**Your objective**
Repeat, without any change, the entries presented below.

(Data records)
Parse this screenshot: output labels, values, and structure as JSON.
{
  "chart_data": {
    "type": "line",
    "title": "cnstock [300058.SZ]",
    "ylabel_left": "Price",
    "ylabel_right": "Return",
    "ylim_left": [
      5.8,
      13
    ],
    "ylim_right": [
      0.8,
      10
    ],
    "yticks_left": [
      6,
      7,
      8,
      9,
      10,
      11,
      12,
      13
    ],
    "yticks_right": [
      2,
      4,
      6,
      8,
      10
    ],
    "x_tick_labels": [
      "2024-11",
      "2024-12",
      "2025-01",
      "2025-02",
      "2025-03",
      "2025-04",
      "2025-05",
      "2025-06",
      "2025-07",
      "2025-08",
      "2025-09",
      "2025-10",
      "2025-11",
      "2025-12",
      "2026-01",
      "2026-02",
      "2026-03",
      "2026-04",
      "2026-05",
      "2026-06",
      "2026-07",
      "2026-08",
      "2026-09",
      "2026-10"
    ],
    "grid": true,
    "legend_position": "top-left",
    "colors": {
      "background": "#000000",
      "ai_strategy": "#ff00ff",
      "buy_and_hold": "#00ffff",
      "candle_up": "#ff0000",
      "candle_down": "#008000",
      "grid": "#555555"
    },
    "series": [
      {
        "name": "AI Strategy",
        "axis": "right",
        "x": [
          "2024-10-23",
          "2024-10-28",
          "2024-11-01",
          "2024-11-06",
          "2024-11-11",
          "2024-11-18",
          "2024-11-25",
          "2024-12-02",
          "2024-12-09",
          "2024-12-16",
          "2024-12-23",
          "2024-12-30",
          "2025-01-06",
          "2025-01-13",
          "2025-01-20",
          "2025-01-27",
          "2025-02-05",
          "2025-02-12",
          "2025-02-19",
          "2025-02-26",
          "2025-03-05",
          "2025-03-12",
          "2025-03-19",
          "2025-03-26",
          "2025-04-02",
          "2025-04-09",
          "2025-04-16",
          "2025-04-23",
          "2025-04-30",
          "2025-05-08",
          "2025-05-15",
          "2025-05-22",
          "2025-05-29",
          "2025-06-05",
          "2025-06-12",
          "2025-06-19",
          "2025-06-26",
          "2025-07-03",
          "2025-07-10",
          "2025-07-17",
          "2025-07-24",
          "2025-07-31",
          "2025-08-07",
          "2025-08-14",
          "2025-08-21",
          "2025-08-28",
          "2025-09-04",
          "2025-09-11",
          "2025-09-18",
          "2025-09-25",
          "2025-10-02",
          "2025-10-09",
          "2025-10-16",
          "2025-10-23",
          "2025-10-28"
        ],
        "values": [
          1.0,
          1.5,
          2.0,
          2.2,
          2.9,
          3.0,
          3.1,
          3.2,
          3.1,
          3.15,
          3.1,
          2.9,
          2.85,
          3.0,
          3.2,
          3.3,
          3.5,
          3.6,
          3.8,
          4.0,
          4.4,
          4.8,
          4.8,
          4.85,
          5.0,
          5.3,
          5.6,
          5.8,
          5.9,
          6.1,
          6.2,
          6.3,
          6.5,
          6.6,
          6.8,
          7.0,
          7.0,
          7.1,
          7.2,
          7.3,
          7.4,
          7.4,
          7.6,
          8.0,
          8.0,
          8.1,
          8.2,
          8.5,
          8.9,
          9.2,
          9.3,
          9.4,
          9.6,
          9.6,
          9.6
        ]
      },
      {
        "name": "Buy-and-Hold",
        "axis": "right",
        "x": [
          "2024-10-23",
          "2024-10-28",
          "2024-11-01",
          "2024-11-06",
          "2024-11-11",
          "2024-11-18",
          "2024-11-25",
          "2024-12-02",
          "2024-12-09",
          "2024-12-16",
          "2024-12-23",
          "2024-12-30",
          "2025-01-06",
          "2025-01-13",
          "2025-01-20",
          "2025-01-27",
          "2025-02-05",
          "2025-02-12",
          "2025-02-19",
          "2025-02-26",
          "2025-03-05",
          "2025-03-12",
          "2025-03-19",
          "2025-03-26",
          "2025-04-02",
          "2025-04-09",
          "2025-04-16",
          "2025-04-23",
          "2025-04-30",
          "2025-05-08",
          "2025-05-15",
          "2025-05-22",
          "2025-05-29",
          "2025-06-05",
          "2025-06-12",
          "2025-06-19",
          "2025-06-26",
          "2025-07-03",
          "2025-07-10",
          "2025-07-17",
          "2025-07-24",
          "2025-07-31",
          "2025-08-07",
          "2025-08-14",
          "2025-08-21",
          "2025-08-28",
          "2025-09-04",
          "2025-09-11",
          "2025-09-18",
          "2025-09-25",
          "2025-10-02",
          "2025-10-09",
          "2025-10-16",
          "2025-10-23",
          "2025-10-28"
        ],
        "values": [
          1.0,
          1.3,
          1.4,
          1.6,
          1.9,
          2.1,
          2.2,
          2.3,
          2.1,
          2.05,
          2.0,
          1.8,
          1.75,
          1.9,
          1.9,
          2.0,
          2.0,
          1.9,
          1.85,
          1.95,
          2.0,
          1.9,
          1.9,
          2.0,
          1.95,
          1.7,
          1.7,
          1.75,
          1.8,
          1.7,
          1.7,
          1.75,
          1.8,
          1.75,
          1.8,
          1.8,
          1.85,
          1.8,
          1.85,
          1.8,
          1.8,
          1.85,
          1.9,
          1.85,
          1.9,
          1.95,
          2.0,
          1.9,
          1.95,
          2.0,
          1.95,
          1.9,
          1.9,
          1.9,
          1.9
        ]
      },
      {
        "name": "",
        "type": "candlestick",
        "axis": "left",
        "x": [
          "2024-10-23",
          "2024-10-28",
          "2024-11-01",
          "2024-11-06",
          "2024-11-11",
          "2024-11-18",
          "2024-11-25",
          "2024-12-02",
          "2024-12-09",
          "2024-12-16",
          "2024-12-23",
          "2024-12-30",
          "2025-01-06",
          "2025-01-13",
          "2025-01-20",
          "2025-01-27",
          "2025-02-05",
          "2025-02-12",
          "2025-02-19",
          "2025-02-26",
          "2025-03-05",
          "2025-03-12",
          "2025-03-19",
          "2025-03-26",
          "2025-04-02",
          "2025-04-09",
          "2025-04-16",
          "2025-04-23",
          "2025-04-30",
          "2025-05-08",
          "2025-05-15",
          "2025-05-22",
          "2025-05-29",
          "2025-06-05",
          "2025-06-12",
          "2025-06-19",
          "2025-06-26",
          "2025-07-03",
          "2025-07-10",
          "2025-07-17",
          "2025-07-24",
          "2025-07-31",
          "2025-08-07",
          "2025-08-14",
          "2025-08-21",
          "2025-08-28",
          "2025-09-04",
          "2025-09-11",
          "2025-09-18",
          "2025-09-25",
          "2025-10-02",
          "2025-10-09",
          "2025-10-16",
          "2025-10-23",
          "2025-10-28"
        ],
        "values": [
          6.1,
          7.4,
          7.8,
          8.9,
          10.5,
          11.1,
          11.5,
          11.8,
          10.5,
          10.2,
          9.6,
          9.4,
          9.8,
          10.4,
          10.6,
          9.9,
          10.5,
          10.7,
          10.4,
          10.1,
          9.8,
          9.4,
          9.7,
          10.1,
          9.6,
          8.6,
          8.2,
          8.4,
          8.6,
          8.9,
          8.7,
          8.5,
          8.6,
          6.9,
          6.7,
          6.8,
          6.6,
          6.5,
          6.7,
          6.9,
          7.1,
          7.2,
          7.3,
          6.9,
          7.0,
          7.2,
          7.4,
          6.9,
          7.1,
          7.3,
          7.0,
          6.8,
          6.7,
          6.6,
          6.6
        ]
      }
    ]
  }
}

**Answer to the task**
Parse this screenshot: output labels, values, and structure as JSON.
{
  "chart_data": {
    "type": "line",
    "title": "cnstock [300058.SZ]",
    "ylabel_left": "Price",
    "ylabel_right": "Return",
    "ylim_left": [
      5.8,
      13
    ],
    "ylim_right": [
      0.8,
      10
    ],
    "yticks_left": [
      6,
      7,
      8,
      9,
      10,
      11,
      12,
      13
    ],
    "yticks_right": [
      2,
      4,
      6,
      8,
      10
    ],
    "x_tick_labels": [
      "2024-11",
      "2024-12",
      "2025-01",
      "2025-02",
      "2025-03",
      "2025-04",
      "2025-05",
      "2025-06",
      "2025-07",
      "2025-08",
      "2025-09",
      "2025-10",
      "2025-11",
      "2025-12",
      "2026-01",
      "2026-02",
      "2026-03",
      "2026-04",
      "2026-05",
      "2026-06",
      "2026-07",
      "2026-08",
      "2026-09",
      "2026-10"
    ],
    "grid": true,
    "legend_position": "top-left",
    "colors": {
      "background": "#000000",
      "ai_strategy": "#ff00ff",
      "buy_and_hold": "#00ffff",
      "candle_up": "#ff0000",
      "candle_down": "#008000",
      "grid": "#555555"
    },
    "series": [
      {
        "name": "AI Strategy",
        "axis": "right",
        "x": [
          "2024-10-23",
          "2024-10-28",
          "2024-11-01",
          "2024-11-06",
          "2024-11-11",
          "2024-11-18",
          "2024-11-25",
          "2024-12-02",
          "2024-12-09",
          "2024-12-16",
          "2024-12-23",
          "2024-12-30",
          "2025-01-06",
          "2025-01-13",
          "2025-01-20",
          "2025-01-27",
          "2025-02-05",
          "2025-02-12",
          "2025-02-19",
          "2025-02-26",
          "2025-03-05",
          "2025-03-12",
          "2025-03-19",
          "2025-03-26",
          "2025-04-02",
          "2025-04-09",
          "2025-04-16",
          "2025-04-23",
          "2025-04-30",
          "2025-05-08",
          "2025-05-15",
          "2025-05-22",
          "2025-05-29",
          "2025-06-05",
          "2025-06-12",
          "2025-06-19",
          "2025-06-26",
          "2025-07-03",
          "2025-07-10",
          "2025-07-17",
          "2025-07-24",
          "2025-07-31",
          "2025-08-07",
          "2025-08-14",
          "2025-08-21",
          "2025-08-28",
          "2025-09-04",
          "2025-09-11",
          "2025-09-18",
          "2025-09-25",
          "2025-10-02",
          "2025-10-09",
          "2025-10-16",
          "2025-10-23",
          "2025-10-28"
        ],
        "values": [
          1.0,
          1.5,
          2.0,
          2.2,
          2.9,
          3.0,
          3.1,
          3.2,
          3.1,
          3.15,
          3.1,
          2.9,
          2.85,
          3.0,
          3.2,
          3.3,
          3.5,
          3.6,
          3.8,
          4.0,
          4.4,
          4.8,
          4.8,
          4.85,
          5.0,
          5.3,
          5.6,
          5.8,
          5.9,
          6.1,
          6.2,
          6.3,
          6.5,
          6.6,
          6.8,
          7.0,
          7.0,
          7.1,
          7.2,
          7.3,
          7.4,
          7.4,
          7.6,
          8.0,
          8.0,
          8.1,
          8.2,
          8.5,
          8.9,
          9.2,
          9.3,
          9.4,
          9.6,
          9.6,
          9.6
        ]
      },
      {
        "name": "Buy-and-Hold",
        "axis": "right",
        "x": [
          "2024-10-23",
          "2024-10-28",
          "2024-11-01",
          "2024-11-06",
          "2024-11-11",
          "2024-11-18",
          "2024-11-25",
          "2024-12-02",
          "2024-12-09",
          "2024-12-16",
          "2024-12-23",
          "2024-12-30",
          "2025-01-06",
          "2025-01-13",
          "2025-01-20",
          "2025-01-27",
          "2025-02-05",
          "2025-02-12",
          "2025-02-19",
          "2025-02-26",
          "2025-03-05",
          "2025-03-12",
          "2025-03-19",
          "2025-03-26",
          "2025-04-02",
          "2025-04-09",
          "2025-04-16",
          "2025-04-23",
          "2025-04-30",
          "2025-05-08",
          "2025-05-15",
          "2025-05-22",
          "2025-05-29",
          "2025-06-05",
          "2025-06-12",
          "2025-06-19",
          "2025-06-26",
          "2025-07-03",
          "2025-07-10",
          "2025-07-17",
          "2025-07-24",
          "2025-07-31",
          "2025-08-07",
          "2025-08-14",
          "2025-08-21",
          "2025-08-28",
          "2025-09-04",
          "2025-09-11",
          "2025-09-18",
          "2025-09-25",
          "2025-10-02",
          "2025-10-09",
          "2025-10-16",
          "2025-10-23",
          "2025-10-28"
        ],
        "values": [
          1.0,
          1.3,
          1.4,
          1.6,
          1.9,
          2.1,
          2.2,
          2.3,
          2.1,
          2.05,
          2.0,
          1.8,
          1.75,
          1.9,
          1.9,
          2.0,
          2.0,
          1.9,
          1.85,
          1.95,
          2.0,
          1.9,
          1.9,
          2.0,
          1.95,
          1.7,
          1.7,
          1.75,
          1.8,
          1.7,
          1.7,
          1.75,
          1.8,
          1.75,
          1.8,
          1.8,
          1.85,
          1.8,
          1.85,
          1.8,
          1.8,
          1.85,
          1.9,
          1.85,
          1.9,
          1.95,
          2.0,
          1.9,
          1.95,
          2.0,
          1.95,
          1.9,
          1.9,
          1.9,
          1.9
        ]
      },
      {
        "name": "",
        "type": "candlestick",
        "axis": "left",
        "x": [
          "2024-10-23",
          "2024-10-28",
          "2024-11-01",
          "2024-11-06",
          "2024-11-11",
          "2024-11-18",
          "2024-11-25",
          "2024-12-02",
          "2024-12-09",
          "2024-12-16",
          "2024-12-23",
          "2024-12-30",
          "2025-01-06",
          "2025-01-13",
          "2025-01-20",
          "2025-01-27",
          "2025-02-05",
          "2025-02-12",
          "2025-02-19",
          "2025-02-26",
          "2025-03-05",
          "2025-03-12",
          "2025-03-19",
          "2025-03-26",
          "2025-04-02",
          "2025-04-09",
          "2025-04-16",
          "2025-04-23",
          "2025-04-30",
          "2025-05-08",
          "2025-05-15",
          "2025-05-22",
          "2025-05-29",
          "2025-06-05",
          "2025-06-12",
          "2025-06-19",
          "2025-06-26",
          "2025-07-03",
          "2025-07-10",
          "2025-07-17",
          "2025-07-24",
          "2025-07-31",
          "2025-08-07",
          "2025-08-14",
          "2025-08-21",
          "2025-08-28",
          "2025-09-04",
          "2025-09-11",
          "2025-09-18",
          "2025-09-25",
          "2025-10-02",
          "2025-10-09",
          "2025-10-16",
          "2025-10-23",
          "2025-10-28"
        ],
        "values": [
          6.1,
          7.4,
          7.8,
          8.9,
          10.5,
          11.1,
          11.5,
          11.8,
          10.5,
          10.2,
          9.6,
          9.4,
          9.8,
          10.4,
          10.6,
          9.9,
          10.5,
          10.7,
          10.4,
          10.1,
          9.8,
          9.4,
          9.7,
          10.1,
          9.6,
          8.6,
          8.2,
          8.4,
          8.6,
          8.9,
          8.7,
          8.5,
          8.6,
          6.9,
          6.7,
          6.8,
          6.6,
          6.5,
          6.7,
          6.9,
          7.1,
          7.2,
          7.3,
          6.9,
          7.0,
          7.2,
          7.4,
          6.9,
          7.1,
          7.3,
          7.0,
          6.8,
          6.7,
          6.6,
          6.6
        ]
      }
    ]
  }
}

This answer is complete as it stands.